DIRECTIONS FOR THIS TASK
Tally every line featuring "available", then give that tally alone.

RECORDS PROVIDED

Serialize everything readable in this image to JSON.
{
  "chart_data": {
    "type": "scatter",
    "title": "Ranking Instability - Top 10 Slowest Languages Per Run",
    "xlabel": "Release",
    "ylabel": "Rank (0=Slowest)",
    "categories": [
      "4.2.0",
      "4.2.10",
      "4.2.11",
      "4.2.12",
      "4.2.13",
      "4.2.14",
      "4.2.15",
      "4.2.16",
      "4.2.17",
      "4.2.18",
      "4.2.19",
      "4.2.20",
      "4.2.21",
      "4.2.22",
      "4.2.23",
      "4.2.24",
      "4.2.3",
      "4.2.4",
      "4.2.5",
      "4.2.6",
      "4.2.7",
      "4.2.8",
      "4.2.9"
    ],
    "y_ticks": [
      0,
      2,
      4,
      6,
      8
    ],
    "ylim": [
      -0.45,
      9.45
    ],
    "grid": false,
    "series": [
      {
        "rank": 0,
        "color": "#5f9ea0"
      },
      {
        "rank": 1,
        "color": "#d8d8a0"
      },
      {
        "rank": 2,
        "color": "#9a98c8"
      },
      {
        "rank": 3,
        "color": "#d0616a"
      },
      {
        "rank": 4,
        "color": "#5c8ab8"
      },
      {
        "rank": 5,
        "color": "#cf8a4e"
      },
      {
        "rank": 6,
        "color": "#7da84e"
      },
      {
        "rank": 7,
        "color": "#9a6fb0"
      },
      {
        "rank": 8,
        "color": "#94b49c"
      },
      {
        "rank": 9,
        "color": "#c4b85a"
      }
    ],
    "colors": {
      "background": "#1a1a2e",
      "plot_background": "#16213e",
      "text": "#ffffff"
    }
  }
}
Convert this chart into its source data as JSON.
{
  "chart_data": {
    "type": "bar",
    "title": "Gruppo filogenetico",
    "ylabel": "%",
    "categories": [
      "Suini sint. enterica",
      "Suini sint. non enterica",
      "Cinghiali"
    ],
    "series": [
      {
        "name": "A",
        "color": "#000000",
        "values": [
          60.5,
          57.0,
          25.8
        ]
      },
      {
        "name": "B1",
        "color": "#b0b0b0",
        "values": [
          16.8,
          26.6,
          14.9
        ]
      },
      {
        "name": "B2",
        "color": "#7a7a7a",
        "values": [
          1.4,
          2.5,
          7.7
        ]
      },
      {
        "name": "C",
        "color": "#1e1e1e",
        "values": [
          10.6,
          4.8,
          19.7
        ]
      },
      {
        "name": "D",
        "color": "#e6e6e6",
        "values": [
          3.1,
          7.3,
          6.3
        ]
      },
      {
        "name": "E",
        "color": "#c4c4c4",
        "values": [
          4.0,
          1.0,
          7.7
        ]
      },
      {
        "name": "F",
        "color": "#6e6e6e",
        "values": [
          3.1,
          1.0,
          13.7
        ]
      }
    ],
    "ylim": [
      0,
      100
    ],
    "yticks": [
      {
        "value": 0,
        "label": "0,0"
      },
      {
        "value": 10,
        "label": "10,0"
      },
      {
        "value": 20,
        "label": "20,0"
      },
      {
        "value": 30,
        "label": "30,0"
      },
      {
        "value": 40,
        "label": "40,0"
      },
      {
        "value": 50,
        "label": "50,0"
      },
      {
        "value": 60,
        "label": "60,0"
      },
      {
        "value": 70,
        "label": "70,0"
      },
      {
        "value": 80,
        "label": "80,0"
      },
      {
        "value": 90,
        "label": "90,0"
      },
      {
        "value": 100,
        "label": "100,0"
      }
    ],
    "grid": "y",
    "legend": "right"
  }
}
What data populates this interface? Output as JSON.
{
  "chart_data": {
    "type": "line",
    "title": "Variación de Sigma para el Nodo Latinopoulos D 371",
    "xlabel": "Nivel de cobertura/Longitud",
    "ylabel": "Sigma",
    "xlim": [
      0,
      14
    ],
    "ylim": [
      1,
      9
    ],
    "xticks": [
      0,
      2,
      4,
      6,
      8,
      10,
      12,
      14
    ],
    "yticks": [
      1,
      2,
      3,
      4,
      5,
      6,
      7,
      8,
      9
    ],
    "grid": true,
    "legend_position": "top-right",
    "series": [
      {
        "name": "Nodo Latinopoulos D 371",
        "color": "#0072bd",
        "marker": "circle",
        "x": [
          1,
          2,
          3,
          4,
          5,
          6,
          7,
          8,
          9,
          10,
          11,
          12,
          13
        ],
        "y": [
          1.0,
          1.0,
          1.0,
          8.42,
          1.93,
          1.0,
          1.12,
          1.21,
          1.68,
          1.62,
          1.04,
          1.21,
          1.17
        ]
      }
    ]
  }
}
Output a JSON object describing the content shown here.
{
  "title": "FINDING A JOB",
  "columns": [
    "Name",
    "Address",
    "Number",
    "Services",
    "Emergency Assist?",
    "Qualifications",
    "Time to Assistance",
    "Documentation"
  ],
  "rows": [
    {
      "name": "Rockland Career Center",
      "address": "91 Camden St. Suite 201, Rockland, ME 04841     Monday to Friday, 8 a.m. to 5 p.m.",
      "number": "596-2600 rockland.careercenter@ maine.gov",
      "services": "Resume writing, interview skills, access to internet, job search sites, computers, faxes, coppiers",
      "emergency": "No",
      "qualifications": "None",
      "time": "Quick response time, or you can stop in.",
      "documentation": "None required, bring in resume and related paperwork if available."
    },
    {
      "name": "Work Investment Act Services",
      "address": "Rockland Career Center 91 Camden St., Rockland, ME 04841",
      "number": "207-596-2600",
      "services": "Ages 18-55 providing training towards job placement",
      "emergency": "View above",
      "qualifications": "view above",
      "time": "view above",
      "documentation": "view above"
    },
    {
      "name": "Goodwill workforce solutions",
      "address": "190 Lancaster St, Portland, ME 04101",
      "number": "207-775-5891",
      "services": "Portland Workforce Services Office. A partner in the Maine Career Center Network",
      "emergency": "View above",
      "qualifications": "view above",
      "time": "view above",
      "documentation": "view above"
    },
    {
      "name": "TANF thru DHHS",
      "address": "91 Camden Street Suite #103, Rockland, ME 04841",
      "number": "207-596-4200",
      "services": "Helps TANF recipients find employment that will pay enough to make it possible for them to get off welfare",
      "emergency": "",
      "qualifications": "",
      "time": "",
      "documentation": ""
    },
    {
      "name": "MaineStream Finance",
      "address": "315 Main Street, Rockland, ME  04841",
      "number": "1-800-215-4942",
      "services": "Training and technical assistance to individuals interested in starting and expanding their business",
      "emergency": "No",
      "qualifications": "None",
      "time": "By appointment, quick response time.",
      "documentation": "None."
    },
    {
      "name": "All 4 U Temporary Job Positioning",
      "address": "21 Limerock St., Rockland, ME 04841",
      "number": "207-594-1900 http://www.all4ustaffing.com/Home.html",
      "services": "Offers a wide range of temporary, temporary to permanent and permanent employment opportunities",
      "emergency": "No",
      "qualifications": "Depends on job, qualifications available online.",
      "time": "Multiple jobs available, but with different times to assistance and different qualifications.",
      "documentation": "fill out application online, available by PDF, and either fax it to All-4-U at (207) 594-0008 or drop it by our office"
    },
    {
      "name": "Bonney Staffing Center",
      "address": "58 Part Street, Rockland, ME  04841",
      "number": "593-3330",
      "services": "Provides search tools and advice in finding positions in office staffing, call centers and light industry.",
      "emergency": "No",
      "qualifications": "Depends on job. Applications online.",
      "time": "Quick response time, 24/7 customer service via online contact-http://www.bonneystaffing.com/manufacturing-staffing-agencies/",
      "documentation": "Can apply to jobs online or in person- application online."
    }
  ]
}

RESULT FOR THIS TASK
4